Start of PROVIDED TEXT

The revolutionary breakthrough of foundation models makes foundation model fine-tuning (FMF) workloads prevalent in modern GPU datacenters. However, existing deep learning schedulers are primarily tailored for model training from scratch and cannot well adapt to FMF workloads, because of lacking the consideration of their unique characteristics.
We propose YMIR, the first scheduler to improve the efficiency of FMF workloads in large-scale GPU datacenters. The key insight of our design is that many FMF workloads commonly share the same architecture backbone, giving us the opportunity of merging multiple workloads for higher efficiency. YMIR successfully addresses two challenges of FMF workload scheduling. (1) It reduces the GPU resource consumption and context switch overhead of FMF workloads. (2) It investigates the task transferability among different FMF workloads and improves the cluster-wide efficiency. We conduct 32-GPU physical experiments and 240-GPU trace-driven simulations to validate the effectiveness of YMIR. YMIR can reduce the average job completion time by up to 4.3× compared to existing state-of-the-art schedulers. It also promotes scheduling fairness by fully exploiting task transferability.

End of PROVIDED TEXT
Start of RECORDS PROVIDED

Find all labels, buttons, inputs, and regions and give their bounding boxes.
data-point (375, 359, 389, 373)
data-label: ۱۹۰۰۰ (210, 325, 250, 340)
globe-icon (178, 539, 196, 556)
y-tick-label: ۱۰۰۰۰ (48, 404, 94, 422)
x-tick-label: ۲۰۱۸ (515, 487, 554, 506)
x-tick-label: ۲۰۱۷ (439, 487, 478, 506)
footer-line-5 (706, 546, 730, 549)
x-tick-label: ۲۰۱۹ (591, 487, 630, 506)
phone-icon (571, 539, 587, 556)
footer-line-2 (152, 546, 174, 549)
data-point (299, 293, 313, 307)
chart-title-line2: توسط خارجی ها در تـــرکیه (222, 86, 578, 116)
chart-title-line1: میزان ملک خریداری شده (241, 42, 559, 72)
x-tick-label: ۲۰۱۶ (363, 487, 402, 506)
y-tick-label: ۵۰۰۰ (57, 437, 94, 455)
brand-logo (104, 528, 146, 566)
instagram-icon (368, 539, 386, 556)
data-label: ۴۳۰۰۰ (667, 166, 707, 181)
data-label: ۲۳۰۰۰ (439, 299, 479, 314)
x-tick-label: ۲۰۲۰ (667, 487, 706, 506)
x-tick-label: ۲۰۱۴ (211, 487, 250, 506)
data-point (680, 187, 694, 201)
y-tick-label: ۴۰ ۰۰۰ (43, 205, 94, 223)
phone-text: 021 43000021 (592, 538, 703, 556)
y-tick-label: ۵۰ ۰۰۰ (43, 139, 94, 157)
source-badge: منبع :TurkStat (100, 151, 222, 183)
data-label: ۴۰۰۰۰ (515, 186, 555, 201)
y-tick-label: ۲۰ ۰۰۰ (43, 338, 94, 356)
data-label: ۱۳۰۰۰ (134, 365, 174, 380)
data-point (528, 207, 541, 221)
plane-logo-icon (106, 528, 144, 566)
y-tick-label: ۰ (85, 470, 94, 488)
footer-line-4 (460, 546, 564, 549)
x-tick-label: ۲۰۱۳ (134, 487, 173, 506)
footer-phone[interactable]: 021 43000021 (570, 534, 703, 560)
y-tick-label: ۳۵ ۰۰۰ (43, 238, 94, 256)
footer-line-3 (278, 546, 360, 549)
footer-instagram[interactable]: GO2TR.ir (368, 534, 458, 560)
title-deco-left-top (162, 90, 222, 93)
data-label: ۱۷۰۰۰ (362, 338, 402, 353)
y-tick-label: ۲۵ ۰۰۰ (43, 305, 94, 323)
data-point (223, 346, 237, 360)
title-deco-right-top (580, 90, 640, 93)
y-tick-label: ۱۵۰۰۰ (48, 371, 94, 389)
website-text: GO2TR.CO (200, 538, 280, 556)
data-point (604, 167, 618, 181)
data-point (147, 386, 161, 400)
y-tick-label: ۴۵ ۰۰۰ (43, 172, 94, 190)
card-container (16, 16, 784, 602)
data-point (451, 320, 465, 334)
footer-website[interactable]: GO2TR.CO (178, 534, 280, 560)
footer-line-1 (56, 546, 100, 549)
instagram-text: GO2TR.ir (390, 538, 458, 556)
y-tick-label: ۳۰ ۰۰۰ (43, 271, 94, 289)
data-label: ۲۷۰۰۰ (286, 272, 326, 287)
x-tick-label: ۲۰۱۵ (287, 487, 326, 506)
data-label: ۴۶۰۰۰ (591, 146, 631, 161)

End of RECORDS PROVIDED

SET TASKS >>
a - Answer these questions from the YMIR scheduler text, marking each answer like its question:
(i) What kind of workload are existing deep learning schedulers mainly built for?
(ii) How many GPUs were used in the physical experiments?
(iii) By how much can YMIR reduce average job completion time compared to existing state-of-the-art schedulers?
b - Please duplicate the YMIR scheduler text from "The revolutionary breakthrough" up to and including "their unique characteristics.".
c - Turn the paragraph of the YMIR scheduler text that begins "We propose YMIR" into a short list that keeps its main facts.
The material has no connection to the text about the YMIR scheduler.

ANSWERS BELOW >>
a -
(i) Model training from scratch.
(ii) 32 GPUs.
(iii) By up to 4.3×.

b -
The revolutionary breakthrough of foundation models makes foundation model fine-tuning (FMF) workloads prevalent in modern GPU datacenters. However, existing deep learning schedulers are primarily tailored for model training from scratch and cannot well adapt to FMF workloads, because of lacking the consideration of their unique characteristics.

c -
- YMIR is the first scheduler aimed at making FMF workloads more efficient in large-scale GPU datacenters.
- Key insight: many FMF workloads share the same architecture backbone, so multiple workloads can be merged for higher efficiency.
- It cuts the GPU resource consumption and context switch overhead of FMF workloads.
- It investigates task transferability among FMF workloads to improve cluster-wide efficiency.
- It was validated with 32-GPU physical experiments and 240-GPU trace-driven simulations.
- It reduces average job completion time by up to 4.3× versus existing state-of-the-art schedulers.
- It promotes scheduling fairness by fully exploiting task transferability.